• Your objective:
In your copy, leave out the pictures; write out all the data exactly.

• Records supplied:
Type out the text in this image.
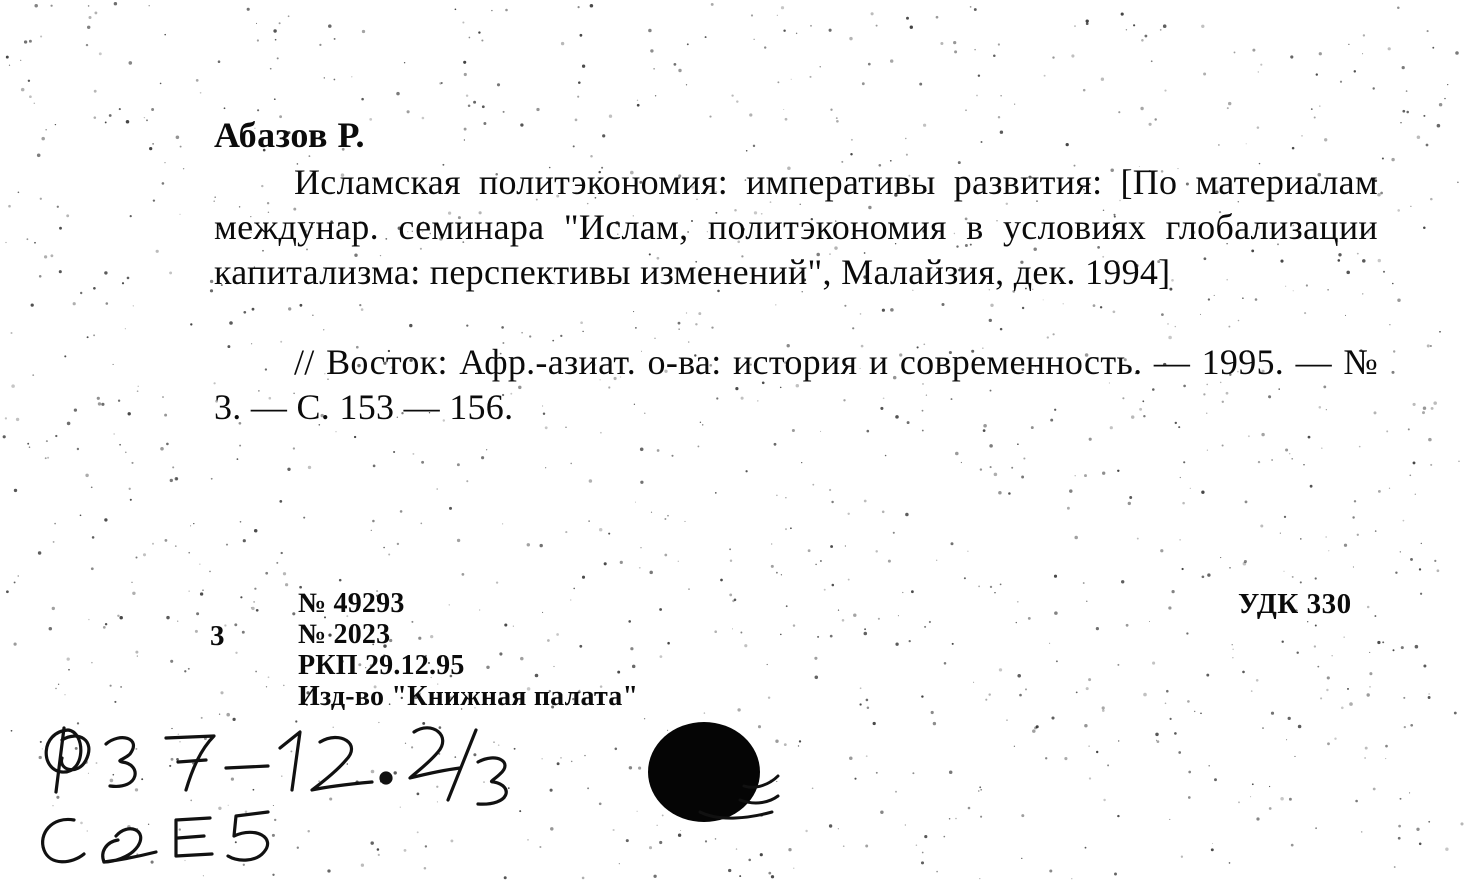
Абазов Р.
Исламская политэкономия: императивы развития: [По материалам междунар. семинара "Ислам, политэкономия в условиях глобализации капитализма: перспективы изменений", Малайзия, дек. 1994]
// Восток: Афр.-азиат. о-ва: история и современность. — 1995. — № 3. — С. 153 — 156.
3
№ 49293
№ 2023
РКП 29.12.95
Изд-во "Книжная палата"
УДК 330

• Result:
Type out the text in this image.
Абазов Р.
Исламская политэкономия: императивы развития: [По материалам междунар. семинара "Ислам, политэкономия в условиях глобализации капитализма: перспективы изменений", Малайзия, дек. 1994]
// Восток: Афр.-азиат. о-ва: история и современность. — 1995. — № 3. — С. 153 — 156.
3
№ 49293
№ 2023
РКП 29.12.95
Изд-во "Книжная палата"
УДК 330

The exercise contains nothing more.